• _Materials provided_
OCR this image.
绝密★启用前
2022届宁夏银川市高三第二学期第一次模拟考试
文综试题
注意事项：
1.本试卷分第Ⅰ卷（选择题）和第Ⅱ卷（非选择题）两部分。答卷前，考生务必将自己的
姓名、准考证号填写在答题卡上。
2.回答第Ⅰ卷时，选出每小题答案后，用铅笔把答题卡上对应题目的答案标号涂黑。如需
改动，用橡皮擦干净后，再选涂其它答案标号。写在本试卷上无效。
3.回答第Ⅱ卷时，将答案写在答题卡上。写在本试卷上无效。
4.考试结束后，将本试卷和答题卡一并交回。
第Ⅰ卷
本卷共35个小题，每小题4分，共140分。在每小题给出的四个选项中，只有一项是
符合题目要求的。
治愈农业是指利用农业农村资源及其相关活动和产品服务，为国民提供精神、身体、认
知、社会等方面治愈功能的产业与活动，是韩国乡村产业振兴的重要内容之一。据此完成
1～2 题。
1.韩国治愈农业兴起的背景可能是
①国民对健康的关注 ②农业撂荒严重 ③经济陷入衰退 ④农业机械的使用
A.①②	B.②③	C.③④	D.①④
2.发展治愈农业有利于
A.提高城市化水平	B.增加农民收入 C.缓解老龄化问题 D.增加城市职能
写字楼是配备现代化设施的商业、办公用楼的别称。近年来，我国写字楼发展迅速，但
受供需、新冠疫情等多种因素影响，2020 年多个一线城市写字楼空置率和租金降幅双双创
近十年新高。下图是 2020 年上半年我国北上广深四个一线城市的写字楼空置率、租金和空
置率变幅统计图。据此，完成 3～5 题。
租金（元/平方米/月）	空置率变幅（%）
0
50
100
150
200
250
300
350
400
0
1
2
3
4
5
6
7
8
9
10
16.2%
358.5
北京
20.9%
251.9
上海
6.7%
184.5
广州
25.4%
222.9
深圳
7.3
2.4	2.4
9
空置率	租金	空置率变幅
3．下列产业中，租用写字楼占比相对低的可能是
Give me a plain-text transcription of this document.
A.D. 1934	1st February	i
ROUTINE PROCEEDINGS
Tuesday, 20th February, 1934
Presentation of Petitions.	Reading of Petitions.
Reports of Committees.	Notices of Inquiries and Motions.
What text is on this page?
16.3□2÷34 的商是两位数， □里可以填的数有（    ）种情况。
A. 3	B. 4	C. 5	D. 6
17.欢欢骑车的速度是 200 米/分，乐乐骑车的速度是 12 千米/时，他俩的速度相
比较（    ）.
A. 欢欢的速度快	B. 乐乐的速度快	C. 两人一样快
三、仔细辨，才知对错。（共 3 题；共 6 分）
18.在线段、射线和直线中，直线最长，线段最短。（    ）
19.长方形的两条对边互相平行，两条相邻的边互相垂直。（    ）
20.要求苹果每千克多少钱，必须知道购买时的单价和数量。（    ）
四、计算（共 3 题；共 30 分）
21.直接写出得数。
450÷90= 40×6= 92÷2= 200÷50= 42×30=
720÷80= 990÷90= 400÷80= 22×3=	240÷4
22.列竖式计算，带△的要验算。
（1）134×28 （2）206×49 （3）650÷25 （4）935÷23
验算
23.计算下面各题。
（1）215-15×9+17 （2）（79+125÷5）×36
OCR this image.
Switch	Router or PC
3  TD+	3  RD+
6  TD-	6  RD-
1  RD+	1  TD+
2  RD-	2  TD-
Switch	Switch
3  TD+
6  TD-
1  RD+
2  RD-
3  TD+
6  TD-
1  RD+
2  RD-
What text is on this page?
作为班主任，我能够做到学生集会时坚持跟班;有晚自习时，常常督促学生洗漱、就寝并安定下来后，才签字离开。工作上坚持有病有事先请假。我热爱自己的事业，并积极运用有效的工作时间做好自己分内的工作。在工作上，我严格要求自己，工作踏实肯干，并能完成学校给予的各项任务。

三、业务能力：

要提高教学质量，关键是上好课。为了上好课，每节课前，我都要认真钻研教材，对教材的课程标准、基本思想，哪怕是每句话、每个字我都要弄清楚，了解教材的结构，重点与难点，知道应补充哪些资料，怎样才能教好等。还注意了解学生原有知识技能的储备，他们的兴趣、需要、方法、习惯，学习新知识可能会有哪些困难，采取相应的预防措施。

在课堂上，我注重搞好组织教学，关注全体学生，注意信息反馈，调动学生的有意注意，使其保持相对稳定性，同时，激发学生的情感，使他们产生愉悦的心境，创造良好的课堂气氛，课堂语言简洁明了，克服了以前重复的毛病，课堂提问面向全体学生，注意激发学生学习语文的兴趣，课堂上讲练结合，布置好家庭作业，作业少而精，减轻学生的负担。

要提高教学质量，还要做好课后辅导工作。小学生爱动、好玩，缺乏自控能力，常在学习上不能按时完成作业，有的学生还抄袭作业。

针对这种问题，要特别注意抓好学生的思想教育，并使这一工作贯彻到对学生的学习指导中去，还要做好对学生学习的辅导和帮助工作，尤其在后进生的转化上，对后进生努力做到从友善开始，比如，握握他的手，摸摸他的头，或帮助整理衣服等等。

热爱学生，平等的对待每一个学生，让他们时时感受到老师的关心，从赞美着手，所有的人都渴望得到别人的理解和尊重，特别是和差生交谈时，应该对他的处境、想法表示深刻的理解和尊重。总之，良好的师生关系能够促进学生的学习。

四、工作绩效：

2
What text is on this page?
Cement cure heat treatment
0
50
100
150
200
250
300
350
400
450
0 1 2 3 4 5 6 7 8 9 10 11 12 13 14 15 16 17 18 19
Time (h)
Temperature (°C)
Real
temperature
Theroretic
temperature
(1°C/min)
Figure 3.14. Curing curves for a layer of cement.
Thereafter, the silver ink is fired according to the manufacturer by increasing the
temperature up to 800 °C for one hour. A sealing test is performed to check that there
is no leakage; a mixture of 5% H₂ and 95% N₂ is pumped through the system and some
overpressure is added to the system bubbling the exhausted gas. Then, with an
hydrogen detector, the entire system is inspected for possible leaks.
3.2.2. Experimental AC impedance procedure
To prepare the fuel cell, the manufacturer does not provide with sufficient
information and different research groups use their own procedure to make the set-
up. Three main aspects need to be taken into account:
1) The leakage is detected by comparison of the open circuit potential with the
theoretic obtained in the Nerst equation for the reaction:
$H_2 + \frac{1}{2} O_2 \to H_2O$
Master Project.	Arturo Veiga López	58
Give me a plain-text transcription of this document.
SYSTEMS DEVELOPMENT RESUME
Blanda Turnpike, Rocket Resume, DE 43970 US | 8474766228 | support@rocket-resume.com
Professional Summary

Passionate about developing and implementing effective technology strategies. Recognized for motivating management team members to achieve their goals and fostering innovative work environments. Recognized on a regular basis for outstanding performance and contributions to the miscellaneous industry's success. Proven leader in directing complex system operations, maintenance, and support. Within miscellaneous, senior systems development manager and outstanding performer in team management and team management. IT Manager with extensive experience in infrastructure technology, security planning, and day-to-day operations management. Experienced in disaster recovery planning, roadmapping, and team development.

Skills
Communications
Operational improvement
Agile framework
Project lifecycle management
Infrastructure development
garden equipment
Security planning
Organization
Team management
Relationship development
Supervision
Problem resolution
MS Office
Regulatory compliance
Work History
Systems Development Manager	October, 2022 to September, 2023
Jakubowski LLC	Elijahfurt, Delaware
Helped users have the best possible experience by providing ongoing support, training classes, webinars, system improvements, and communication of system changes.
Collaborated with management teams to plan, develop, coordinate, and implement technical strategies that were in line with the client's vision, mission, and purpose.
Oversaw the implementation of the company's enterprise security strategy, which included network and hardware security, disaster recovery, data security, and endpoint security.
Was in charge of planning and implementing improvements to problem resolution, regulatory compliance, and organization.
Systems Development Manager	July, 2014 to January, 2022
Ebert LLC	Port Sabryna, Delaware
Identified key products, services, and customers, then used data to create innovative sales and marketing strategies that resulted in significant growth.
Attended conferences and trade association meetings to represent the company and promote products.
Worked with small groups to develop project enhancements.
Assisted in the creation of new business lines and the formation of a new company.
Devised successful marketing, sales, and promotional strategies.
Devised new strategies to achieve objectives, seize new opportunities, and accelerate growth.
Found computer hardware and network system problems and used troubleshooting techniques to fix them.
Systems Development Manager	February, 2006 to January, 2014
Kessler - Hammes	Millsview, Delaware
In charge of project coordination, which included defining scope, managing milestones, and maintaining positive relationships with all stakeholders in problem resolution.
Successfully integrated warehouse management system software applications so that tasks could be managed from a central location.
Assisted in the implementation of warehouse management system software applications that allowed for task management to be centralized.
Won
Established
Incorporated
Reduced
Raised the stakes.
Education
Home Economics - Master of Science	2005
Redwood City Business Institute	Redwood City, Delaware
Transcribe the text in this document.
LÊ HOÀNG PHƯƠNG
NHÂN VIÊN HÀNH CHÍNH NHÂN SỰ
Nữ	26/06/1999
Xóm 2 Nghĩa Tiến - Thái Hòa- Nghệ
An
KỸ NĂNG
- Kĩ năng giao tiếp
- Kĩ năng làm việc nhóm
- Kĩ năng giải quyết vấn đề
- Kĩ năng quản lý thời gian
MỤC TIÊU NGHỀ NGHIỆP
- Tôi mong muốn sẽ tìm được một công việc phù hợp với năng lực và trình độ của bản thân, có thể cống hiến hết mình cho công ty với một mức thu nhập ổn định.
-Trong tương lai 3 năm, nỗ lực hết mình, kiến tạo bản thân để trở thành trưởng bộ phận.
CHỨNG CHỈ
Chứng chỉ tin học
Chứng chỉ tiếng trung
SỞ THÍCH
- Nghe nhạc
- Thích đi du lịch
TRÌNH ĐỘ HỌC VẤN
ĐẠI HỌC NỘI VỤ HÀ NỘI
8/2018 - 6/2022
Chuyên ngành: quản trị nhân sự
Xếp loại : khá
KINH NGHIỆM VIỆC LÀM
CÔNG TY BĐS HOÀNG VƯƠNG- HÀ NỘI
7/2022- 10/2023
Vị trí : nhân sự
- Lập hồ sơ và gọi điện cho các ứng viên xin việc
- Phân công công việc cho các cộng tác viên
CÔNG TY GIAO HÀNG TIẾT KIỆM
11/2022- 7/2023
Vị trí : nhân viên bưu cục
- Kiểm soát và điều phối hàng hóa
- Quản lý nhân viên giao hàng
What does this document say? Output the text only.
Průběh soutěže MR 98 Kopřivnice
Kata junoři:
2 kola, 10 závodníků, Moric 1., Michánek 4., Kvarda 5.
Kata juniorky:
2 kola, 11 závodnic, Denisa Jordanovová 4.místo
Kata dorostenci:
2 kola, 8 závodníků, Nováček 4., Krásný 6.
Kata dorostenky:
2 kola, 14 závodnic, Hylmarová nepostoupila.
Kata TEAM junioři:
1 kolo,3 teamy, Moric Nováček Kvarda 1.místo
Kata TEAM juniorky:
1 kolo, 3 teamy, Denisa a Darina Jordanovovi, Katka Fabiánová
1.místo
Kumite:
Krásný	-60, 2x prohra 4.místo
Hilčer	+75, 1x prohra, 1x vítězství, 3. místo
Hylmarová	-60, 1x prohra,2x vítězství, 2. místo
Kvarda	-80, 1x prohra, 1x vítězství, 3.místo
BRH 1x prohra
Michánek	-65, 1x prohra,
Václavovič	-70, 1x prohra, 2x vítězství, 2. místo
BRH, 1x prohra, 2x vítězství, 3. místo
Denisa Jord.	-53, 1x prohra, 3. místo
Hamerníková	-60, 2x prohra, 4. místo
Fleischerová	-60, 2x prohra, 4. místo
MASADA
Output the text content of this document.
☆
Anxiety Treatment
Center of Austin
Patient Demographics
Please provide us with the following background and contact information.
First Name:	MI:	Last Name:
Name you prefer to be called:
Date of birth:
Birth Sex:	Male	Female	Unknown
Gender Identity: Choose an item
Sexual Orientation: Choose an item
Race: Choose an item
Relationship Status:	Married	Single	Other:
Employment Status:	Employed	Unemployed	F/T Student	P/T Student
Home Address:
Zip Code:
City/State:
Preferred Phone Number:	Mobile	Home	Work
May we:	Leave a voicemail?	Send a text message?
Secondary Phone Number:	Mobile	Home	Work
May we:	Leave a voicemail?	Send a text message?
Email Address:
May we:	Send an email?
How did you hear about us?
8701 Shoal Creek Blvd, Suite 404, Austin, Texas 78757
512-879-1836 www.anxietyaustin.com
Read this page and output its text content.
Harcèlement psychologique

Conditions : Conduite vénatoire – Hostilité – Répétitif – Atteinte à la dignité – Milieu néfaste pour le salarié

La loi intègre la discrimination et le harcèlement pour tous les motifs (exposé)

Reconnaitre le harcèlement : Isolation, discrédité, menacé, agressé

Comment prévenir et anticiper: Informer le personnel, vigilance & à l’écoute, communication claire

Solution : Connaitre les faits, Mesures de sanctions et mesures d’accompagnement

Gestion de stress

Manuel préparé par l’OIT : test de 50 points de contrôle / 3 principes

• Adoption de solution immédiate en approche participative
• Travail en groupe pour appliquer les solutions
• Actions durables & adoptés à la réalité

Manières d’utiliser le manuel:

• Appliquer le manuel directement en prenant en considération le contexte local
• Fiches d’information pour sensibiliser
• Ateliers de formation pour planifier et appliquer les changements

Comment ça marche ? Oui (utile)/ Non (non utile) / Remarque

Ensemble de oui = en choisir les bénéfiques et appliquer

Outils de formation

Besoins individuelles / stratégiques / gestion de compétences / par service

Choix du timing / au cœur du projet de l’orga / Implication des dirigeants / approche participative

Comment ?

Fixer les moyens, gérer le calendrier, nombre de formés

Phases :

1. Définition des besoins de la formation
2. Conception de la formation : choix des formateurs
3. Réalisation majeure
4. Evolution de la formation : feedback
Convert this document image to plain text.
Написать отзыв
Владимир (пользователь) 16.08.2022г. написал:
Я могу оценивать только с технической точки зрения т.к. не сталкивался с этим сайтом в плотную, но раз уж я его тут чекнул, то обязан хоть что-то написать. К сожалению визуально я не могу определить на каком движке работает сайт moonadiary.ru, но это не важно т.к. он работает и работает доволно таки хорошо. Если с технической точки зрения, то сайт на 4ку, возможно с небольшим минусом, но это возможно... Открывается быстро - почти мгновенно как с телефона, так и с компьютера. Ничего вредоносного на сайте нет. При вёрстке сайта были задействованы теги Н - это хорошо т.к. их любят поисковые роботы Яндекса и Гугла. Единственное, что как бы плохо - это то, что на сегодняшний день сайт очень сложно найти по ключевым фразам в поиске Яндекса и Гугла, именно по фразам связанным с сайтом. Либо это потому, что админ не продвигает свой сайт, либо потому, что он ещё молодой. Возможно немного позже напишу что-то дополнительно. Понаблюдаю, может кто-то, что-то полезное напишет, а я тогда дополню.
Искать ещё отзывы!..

• _Task details_
Consider the entries above and return each line with the string "Master".

• _Written answer_
Master Project.	Arturo Veiga López	58
Home Economics - Master of Science	2005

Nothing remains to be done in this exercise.